WHAT THE EXERCISE ASKS: Each line of the data must reappear exactly in your answer, with no images included.

= = = = = = =

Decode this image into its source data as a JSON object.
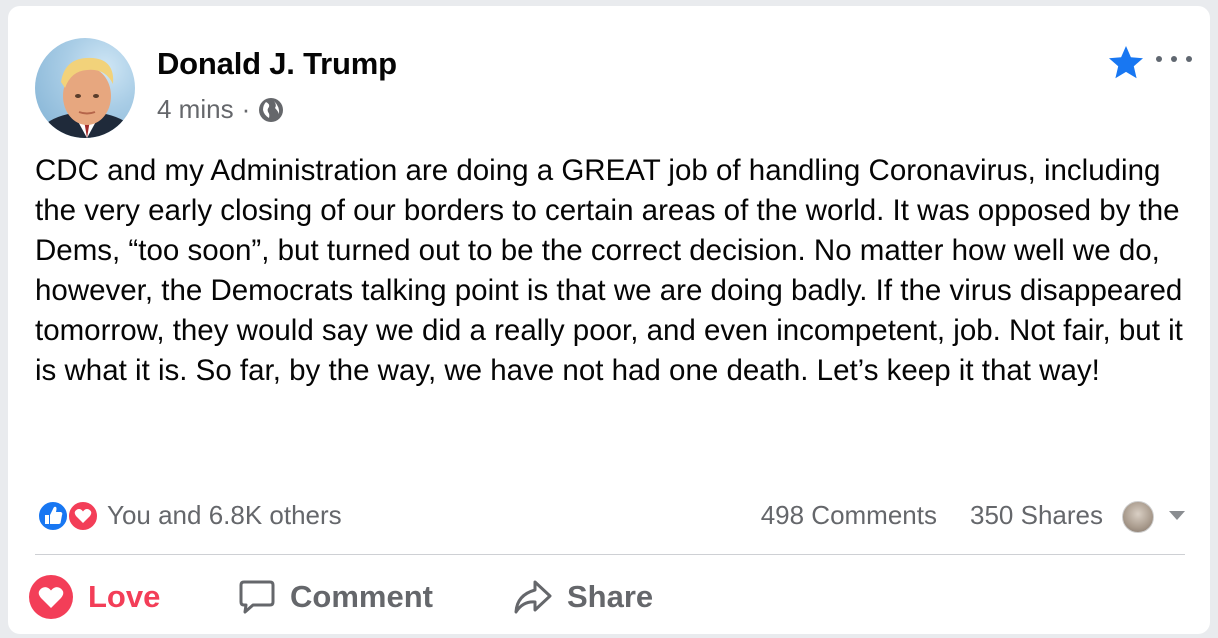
{
  "post": {
    "author": "Donald J. Trump",
    "time": "4 mins",
    "separator": "·",
    "privacy_icon": "globe-icon",
    "text": "CDC and my Administration are doing a GREAT job of handling Coronavirus, including the very early closing of our borders to certain areas of the world. It was opposed by the Dems, “too soon”, but turned out to be the correct decision. No matter how well we do, however, the Democrats talking point is that we are doing badly. If the virus disappeared tomorrow, they would say we did a really poor, and even incompetent, job. Not fair, but it is what it is. So far, by the way, we have not had one death. Let’s keep it that way!"
  },
  "header_actions": {
    "favorite_icon": "star-icon",
    "more_icon": "more-horizontal-icon"
  },
  "reactions": {
    "icons": [
      "like-icon",
      "love-icon"
    ],
    "summary": "You and 6.8K others",
    "comments": "498 Comments",
    "shares": "350 Shares"
  },
  "actions": {
    "love_label": "Love",
    "comment_label": "Comment",
    "share_label": "Share"
  },
  "colors": {
    "accent_blue": "#1877f2",
    "love_red": "#f33e58",
    "secondary_text": "#65676b",
    "primary_text": "#050505",
    "page_background": "#e9ebee",
    "card_background": "#ffffff"
  }
}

= = = = = = =

WRITTEN SOLUTION:
Decode this image into its source data as a JSON object.
{
  "post": {
    "author": "Donald J. Trump",
    "time": "4 mins",
    "separator": "·",
    "privacy_icon": "globe-icon",
    "text": "CDC and my Administration are doing a GREAT job of handling Coronavirus, including the very early closing of our borders to certain areas of the world. It was opposed by the Dems, “too soon”, but turned out to be the correct decision. No matter how well we do, however, the Democrats talking point is that we are doing badly. If the virus disappeared tomorrow, they would say we did a really poor, and even incompetent, job. Not fair, but it is what it is. So far, by the way, we have not had one death. Let’s keep it that way!"
  },
  "header_actions": {
    "favorite_icon": "star-icon",
    "more_icon": "more-horizontal-icon"
  },
  "reactions": {
    "icons": [
      "like-icon",
      "love-icon"
    ],
    "summary": "You and 6.8K others",
    "comments": "498 Comments",
    "shares": "350 Shares"
  },
  "actions": {
    "love_label": "Love",
    "comment_label": "Comment",
    "share_label": "Share"
  },
  "colors": {
    "accent_blue": "#1877f2",
    "love_red": "#f33e58",
    "secondary_text": "#65676b",
    "primary_text": "#050505",
    "page_background": "#e9ebee",
    "card_background": "#ffffff"
  }
}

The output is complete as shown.